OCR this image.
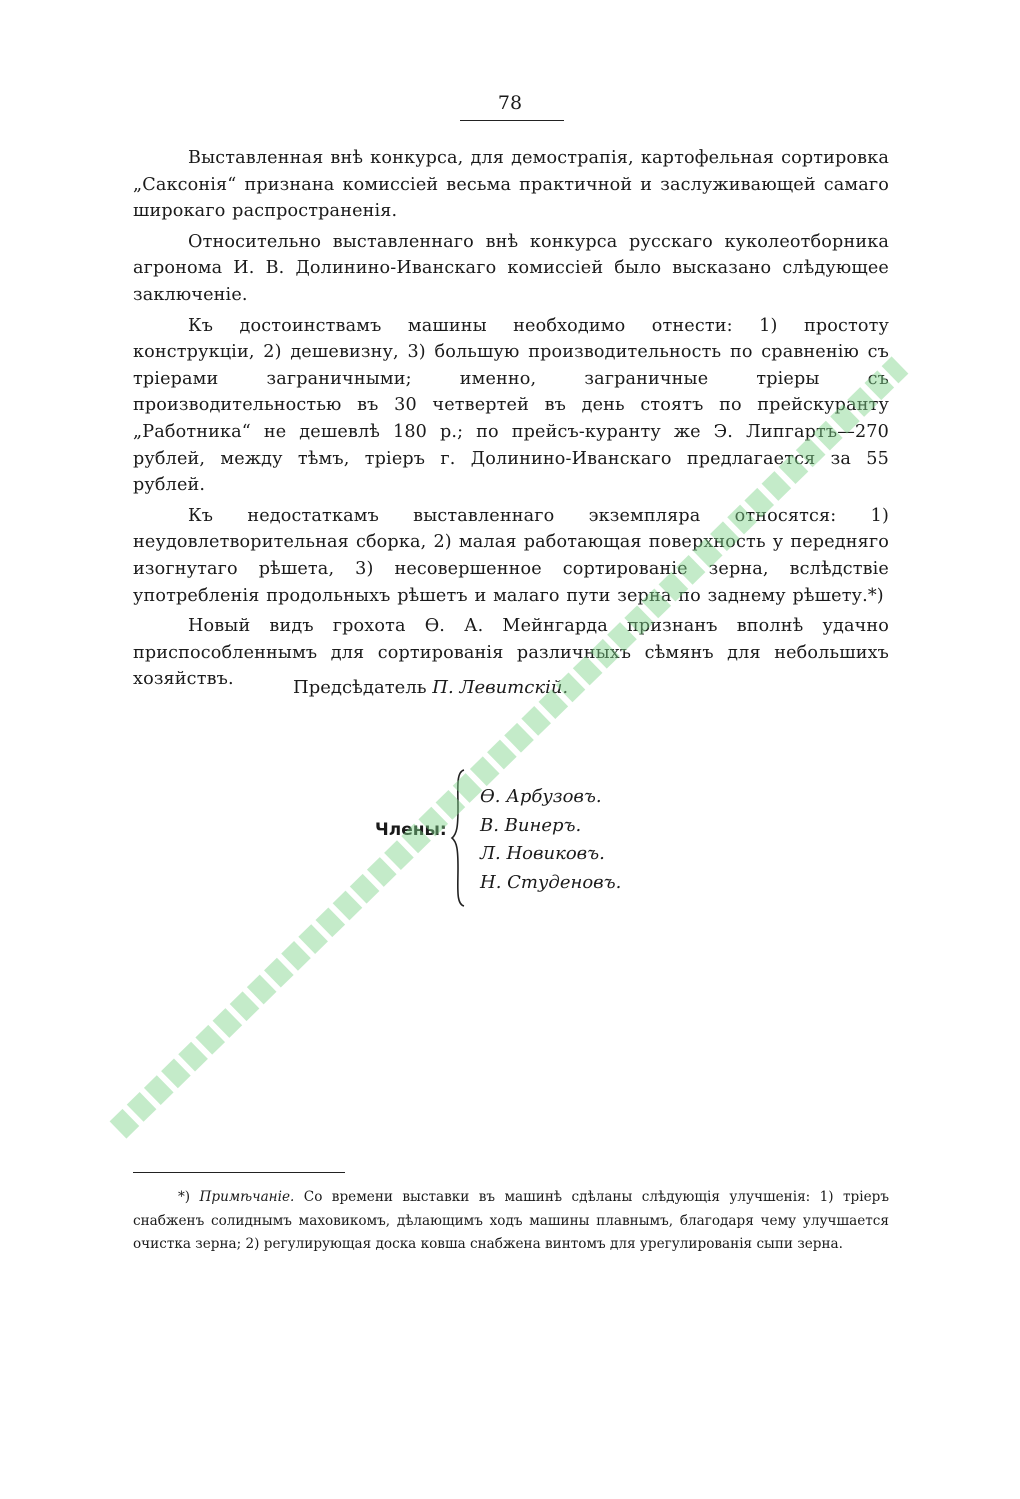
78

Выставленная внѣ конкурса, для демострапія, картофельная сортировка „Саксонія“ признана комиссіей весьма практичной и заслуживающей самаго широкаго распространенія.

Относительно выставленнаго внѣ конкурса русскаго куколеотборника агронома И. В. Долинино-Иванскаго комиссіей было высказано слѣдующее заключеніе.

Къ достоинствамъ машины необходимо отнести: 1) простоту конструкціи, 2) дешевизну, 3) большую производительность по сравненію съ тріерами заграничными; именно, заграничные тріеры съ производительностью въ 30 четвертей въ день стоятъ по прейскуранту „Работника“ не дешевлѣ 180 р.; по прейсъ-куранту же Э. Липгартъ—270 рублей, между тѣмъ, тріеръ г. Долинино-Иванскаго предлагается за 55 рублей.

Къ недостаткамъ выставленнаго экземпляра относятся: 1) неудовлетворительная сборка, 2) малая работающая поверхность у передняго изогнутаго рѣшета, 3) несовершенное сортированіе зерна, вслѣдствіе употребленія продольныхъ рѣшетъ и малаго пути зерна по заднему рѣшету.*)

Новый видъ грохота Ѳ. А. Мейнгарда признанъ вполнѣ удачно приспособленнымъ для сортированія различныхъ сѣмянъ для небольшихъ хозяйствъ.	Предсѣдатель П. Левитскій.
Члены:
Ѳ. Арбузовъ.
В. Винеръ.
Л. Новиковъ.
Н. Студеновъ.

*) Примѣчаніе. Со времени выставки въ машинѣ сдѣланы слѣдующія улучшенія: 1) тріеръ снабженъ солиднымъ маховикомъ, дѣлающимъ ходъ машины плавнымъ, благодаря чему улучшается очистка зерна; 2) регулирующая доска ковша снабжена винтомъ для урегулированія сыпи зерна.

···

Extract every line of the data exactly; pictures stay out.

PROBLEM SOLUTION:
OCR this image.
78

Выставленная внѣ конкурса, для демострапія, картофельная сортировка „Саксонія“ признана комиссіей весьма практичной и заслуживающей самаго широкаго распространенія.

Относительно выставленнаго внѣ конкурса русскаго куколеотборника агронома И. В. Долинино-Иванскаго комиссіей было высказано слѣдующее заключеніе.

Къ достоинствамъ машины необходимо отнести: 1) простоту конструкціи, 2) дешевизну, 3) большую производительность по сравненію съ тріерами заграничными; именно, заграничные тріеры съ производительностью въ 30 четвертей въ день стоятъ по прейскуранту „Работника“ не дешевлѣ 180 р.; по прейсъ-куранту же Э. Липгартъ—270 рублей, между тѣмъ, тріеръ г. Долинино-Иванскаго предлагается за 55 рублей.

Къ недостаткамъ выставленнаго экземпляра относятся: 1) неудовлетворительная сборка, 2) малая работающая поверхность у передняго изогнутаго рѣшета, 3) несовершенное сортированіе зерна, вслѣдствіе употребленія продольныхъ рѣшетъ и малаго пути зерна по заднему рѣшету.*)

Новый видъ грохота Ѳ. А. Мейнгарда признанъ вполнѣ удачно приспособленнымъ для сортированія различныхъ сѣмянъ для небольшихъ хозяйствъ.	Предсѣдатель П. Левитскій.
Члены:
Ѳ. Арбузовъ.
В. Винеръ.
Л. Новиковъ.
Н. Студеновъ.

*) Примѣчаніе. Со времени выставки въ машинѣ сдѣланы слѣдующія улучшенія: 1) тріеръ снабженъ солиднымъ маховикомъ, дѣлающимъ ходъ машины плавнымъ, благодаря чему улучшается очистка зерна; 2) регулирующая доска ковша снабжена винтомъ для урегулированія сыпи зерна.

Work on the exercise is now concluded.